Prompt:
Give the number of lines in this listing that contain "text", with no other words.

Items from a dataset
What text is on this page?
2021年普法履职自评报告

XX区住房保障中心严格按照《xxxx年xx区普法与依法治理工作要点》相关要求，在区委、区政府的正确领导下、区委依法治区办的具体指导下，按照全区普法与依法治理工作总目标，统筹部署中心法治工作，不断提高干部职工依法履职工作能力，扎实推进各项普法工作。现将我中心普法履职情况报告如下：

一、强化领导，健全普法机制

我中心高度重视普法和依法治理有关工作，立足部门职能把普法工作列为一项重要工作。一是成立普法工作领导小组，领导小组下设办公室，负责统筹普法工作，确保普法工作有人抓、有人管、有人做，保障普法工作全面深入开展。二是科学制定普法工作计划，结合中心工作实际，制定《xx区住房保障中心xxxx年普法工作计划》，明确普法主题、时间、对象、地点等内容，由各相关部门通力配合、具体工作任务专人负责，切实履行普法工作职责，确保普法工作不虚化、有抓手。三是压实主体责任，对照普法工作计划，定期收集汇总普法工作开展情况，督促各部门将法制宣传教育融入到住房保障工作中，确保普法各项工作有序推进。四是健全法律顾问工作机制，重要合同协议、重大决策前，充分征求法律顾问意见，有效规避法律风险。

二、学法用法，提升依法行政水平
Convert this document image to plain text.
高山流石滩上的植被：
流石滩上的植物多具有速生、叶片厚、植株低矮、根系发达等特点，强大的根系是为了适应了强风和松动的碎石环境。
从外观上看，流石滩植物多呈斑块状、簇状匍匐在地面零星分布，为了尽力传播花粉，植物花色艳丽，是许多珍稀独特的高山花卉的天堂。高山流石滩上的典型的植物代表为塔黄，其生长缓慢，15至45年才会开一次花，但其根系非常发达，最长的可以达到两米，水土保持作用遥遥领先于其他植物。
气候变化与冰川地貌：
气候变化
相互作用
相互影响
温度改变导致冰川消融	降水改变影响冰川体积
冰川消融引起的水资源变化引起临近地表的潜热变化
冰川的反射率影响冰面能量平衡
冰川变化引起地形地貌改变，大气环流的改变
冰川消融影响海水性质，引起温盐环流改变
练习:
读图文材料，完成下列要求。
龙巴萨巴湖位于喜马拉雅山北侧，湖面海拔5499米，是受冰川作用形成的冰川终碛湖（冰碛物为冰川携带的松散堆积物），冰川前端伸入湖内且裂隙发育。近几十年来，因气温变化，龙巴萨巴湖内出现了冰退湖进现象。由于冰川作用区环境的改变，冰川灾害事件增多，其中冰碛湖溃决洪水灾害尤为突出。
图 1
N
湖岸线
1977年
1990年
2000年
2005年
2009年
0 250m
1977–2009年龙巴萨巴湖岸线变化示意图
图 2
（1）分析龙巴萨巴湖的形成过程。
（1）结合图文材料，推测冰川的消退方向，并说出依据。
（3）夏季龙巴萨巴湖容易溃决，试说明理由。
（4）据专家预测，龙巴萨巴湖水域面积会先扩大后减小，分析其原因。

Result of this exercise:
2